GIVEN PROBLEM:
Locate the word "button" in the material, then show every line that holds it.

Collected data entries:
********

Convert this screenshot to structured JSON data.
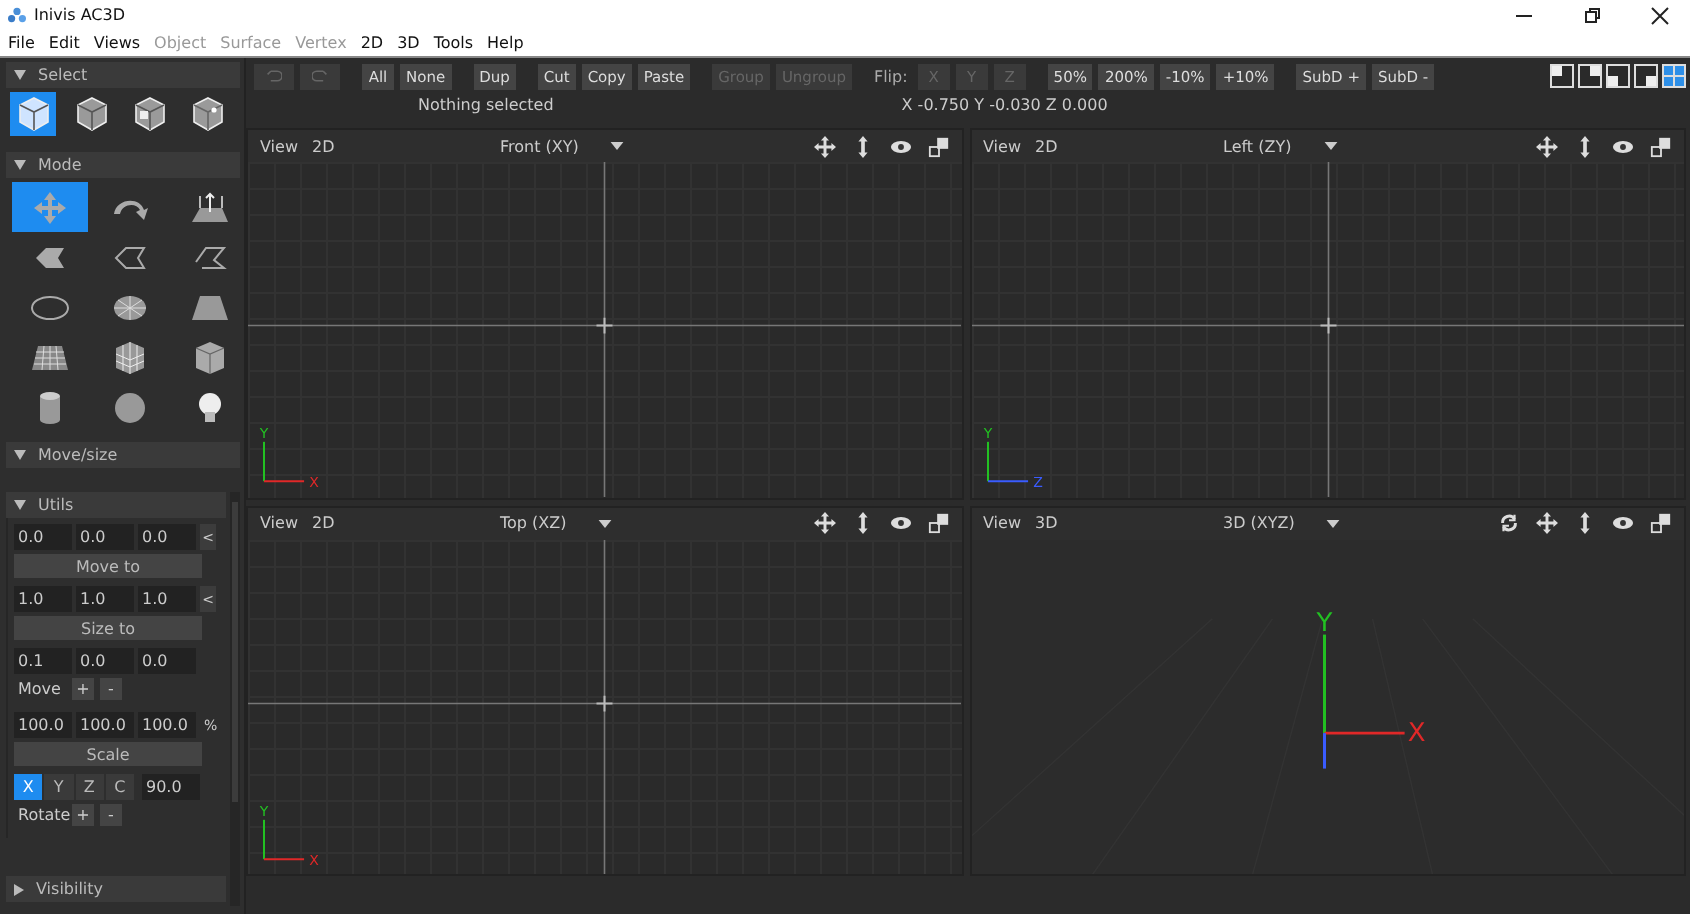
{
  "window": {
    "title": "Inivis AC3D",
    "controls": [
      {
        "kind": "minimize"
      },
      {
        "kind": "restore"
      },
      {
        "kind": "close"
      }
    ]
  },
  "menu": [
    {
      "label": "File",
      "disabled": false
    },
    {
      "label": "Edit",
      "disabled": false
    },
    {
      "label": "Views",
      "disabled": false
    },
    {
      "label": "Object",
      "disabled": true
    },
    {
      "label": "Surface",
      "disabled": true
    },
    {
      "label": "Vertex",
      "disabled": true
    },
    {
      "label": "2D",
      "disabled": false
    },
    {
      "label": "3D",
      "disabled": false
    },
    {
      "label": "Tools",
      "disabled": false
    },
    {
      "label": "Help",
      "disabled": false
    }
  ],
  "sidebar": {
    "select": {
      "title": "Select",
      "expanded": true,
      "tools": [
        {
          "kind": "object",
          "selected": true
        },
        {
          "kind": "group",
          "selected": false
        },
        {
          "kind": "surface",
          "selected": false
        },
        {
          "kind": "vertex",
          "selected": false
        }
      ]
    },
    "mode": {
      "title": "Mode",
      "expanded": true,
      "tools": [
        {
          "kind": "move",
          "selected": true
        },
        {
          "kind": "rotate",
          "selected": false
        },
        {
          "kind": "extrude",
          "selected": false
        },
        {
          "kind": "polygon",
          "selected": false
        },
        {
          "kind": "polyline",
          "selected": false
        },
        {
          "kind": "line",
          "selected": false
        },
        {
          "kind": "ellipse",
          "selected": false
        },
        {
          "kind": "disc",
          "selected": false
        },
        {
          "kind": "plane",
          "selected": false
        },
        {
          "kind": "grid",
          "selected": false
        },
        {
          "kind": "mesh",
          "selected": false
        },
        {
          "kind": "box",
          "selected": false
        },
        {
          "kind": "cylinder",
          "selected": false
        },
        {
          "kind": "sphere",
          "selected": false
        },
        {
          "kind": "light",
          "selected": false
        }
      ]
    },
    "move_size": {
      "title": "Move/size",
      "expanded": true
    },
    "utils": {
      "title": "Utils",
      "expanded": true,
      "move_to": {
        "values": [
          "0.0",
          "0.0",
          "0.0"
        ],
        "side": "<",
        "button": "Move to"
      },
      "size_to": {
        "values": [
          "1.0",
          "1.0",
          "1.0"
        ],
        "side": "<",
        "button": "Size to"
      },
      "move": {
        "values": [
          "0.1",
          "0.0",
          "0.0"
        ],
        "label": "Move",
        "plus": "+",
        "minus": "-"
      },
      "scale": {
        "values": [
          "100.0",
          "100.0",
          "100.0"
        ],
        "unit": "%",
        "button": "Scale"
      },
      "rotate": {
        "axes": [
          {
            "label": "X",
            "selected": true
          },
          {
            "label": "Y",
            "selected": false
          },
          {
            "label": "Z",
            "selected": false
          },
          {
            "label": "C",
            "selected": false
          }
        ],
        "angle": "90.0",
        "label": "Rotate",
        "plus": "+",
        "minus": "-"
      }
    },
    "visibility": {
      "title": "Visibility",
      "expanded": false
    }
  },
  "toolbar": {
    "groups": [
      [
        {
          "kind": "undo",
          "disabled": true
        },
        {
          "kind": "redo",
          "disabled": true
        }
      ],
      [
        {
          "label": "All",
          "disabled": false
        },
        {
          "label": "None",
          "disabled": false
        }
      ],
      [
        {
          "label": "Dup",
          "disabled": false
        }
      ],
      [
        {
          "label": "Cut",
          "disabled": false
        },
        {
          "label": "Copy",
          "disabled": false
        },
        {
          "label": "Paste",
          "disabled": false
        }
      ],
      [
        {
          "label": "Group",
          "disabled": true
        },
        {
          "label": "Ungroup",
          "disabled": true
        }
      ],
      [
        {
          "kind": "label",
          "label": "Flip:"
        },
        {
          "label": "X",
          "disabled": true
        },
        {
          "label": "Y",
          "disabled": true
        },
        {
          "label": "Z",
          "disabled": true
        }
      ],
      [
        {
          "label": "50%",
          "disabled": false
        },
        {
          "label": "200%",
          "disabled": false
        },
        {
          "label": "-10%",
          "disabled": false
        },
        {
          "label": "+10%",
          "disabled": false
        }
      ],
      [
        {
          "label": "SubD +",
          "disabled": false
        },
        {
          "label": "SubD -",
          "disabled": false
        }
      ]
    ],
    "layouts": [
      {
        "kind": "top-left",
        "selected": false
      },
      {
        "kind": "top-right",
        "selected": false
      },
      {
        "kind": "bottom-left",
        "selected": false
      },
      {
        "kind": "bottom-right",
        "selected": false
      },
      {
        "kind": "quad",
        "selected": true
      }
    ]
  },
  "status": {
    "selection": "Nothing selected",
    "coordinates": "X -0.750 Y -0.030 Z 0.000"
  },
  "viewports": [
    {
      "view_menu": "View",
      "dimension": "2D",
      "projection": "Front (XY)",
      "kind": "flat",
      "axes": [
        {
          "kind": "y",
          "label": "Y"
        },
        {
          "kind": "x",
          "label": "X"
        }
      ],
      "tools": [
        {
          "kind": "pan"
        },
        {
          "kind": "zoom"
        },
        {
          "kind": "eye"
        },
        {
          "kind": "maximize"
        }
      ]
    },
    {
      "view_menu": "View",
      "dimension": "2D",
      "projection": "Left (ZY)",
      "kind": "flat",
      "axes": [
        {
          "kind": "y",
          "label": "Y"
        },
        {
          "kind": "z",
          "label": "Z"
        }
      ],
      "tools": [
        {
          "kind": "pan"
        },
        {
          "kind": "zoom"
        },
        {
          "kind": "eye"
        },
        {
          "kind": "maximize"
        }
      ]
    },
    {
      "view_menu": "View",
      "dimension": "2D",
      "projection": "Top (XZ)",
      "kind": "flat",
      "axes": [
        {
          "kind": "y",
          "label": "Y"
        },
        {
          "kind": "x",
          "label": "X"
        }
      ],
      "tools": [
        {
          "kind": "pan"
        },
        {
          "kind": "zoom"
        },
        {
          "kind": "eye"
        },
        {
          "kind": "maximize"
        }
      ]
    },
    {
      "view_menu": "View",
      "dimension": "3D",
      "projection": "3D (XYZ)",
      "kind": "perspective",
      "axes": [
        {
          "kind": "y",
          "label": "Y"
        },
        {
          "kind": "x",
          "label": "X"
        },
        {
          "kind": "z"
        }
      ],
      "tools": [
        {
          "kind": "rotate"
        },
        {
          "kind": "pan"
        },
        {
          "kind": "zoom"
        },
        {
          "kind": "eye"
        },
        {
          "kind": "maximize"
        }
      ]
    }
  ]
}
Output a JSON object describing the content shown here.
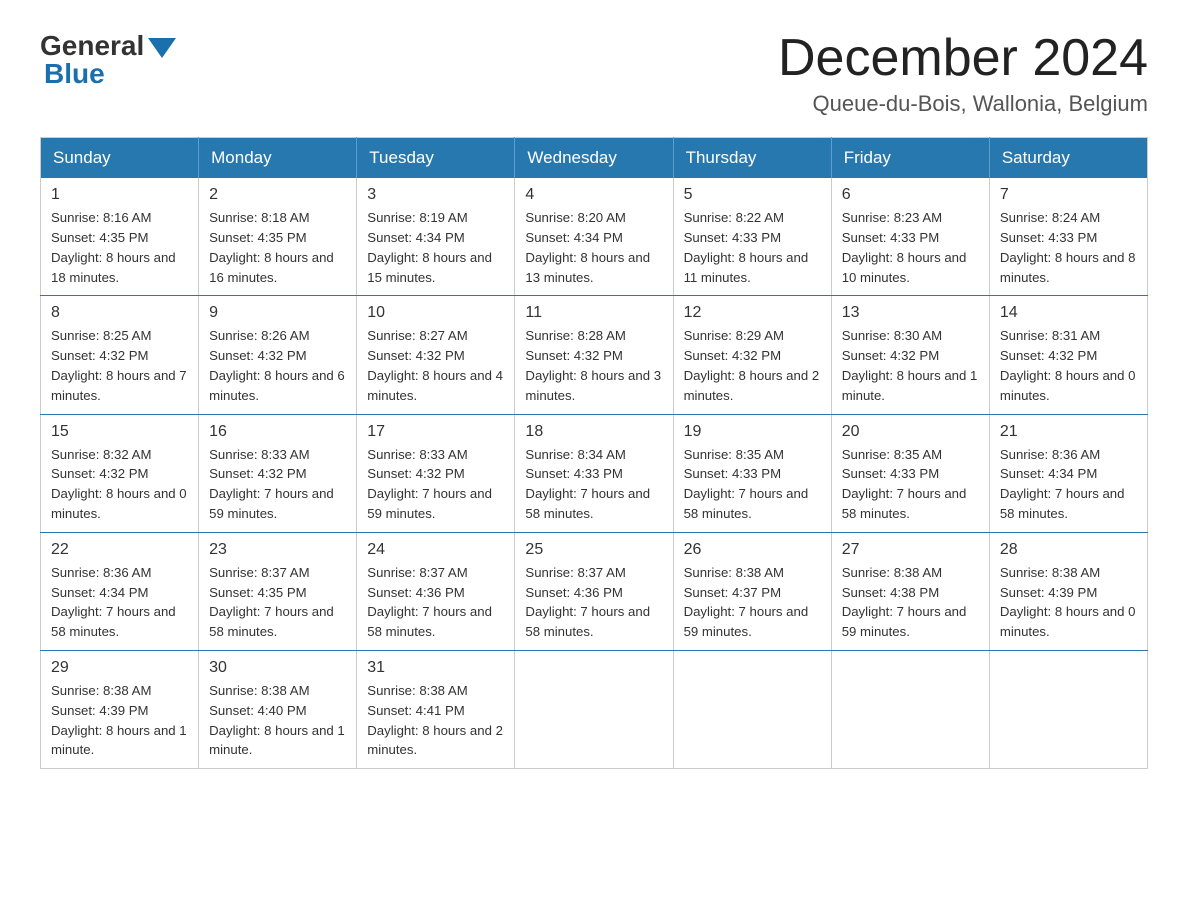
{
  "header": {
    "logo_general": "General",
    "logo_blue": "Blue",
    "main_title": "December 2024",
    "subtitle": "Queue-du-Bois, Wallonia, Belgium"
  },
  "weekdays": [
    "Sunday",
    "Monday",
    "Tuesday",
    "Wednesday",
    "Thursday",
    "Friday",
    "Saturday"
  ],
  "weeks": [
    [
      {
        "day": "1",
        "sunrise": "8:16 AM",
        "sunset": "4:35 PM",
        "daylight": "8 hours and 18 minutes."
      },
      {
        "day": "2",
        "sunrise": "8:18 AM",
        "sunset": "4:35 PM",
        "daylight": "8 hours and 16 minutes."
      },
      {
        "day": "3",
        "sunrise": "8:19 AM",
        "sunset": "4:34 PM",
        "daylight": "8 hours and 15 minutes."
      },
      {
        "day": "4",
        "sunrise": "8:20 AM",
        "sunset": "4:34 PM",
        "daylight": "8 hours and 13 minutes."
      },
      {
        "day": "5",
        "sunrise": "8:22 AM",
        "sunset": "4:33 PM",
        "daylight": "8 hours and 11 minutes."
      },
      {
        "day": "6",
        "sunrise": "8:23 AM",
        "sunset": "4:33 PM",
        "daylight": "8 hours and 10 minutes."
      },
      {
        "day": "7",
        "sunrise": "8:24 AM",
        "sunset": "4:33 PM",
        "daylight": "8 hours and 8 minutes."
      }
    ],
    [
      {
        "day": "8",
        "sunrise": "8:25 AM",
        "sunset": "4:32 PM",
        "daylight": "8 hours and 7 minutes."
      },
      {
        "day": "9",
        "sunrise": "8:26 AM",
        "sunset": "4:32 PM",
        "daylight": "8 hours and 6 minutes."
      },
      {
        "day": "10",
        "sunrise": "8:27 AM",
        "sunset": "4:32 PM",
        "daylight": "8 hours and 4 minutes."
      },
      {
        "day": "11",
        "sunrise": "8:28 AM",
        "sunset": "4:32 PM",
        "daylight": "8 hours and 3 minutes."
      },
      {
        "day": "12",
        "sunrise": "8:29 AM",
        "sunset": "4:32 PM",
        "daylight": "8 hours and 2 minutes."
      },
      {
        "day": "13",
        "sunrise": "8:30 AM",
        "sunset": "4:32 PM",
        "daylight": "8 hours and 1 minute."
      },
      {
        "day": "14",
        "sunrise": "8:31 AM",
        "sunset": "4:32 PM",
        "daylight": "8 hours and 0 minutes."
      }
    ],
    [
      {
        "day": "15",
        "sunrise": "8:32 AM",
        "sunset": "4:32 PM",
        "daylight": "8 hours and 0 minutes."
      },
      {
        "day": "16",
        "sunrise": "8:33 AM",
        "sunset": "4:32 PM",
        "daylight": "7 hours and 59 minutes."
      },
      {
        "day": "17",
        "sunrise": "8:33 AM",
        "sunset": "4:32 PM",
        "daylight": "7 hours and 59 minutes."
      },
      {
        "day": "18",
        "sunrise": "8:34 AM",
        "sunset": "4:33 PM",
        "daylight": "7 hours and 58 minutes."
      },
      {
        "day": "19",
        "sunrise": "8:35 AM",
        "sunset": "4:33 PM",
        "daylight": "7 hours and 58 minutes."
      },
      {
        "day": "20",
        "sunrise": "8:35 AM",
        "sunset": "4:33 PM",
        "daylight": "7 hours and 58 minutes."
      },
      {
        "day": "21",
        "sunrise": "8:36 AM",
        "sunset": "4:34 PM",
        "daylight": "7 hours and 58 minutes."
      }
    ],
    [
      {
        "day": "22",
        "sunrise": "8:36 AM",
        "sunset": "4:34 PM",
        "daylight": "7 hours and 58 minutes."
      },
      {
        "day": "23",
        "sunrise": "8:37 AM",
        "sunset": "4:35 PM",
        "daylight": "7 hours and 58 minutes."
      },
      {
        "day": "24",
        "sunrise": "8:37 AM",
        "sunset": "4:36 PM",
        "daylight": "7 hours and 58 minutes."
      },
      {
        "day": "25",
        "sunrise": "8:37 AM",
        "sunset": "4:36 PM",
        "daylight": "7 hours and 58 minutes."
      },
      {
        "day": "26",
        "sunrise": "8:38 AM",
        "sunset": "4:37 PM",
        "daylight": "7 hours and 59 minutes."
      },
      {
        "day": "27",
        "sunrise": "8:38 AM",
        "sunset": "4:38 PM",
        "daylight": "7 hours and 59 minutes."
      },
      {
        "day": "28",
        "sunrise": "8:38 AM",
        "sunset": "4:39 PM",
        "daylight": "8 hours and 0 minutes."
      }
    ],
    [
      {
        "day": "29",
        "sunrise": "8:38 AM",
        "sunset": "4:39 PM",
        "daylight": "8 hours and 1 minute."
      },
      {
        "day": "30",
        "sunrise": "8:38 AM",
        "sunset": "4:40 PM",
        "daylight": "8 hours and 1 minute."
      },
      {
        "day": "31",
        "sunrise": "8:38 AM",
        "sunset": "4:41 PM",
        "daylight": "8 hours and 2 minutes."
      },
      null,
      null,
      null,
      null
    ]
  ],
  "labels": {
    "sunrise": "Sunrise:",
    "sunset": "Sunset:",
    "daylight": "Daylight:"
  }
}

********

EXERCISE SOLUTION:
        "button": "Move to"
        "button": "Size to"
        "button": "Scale"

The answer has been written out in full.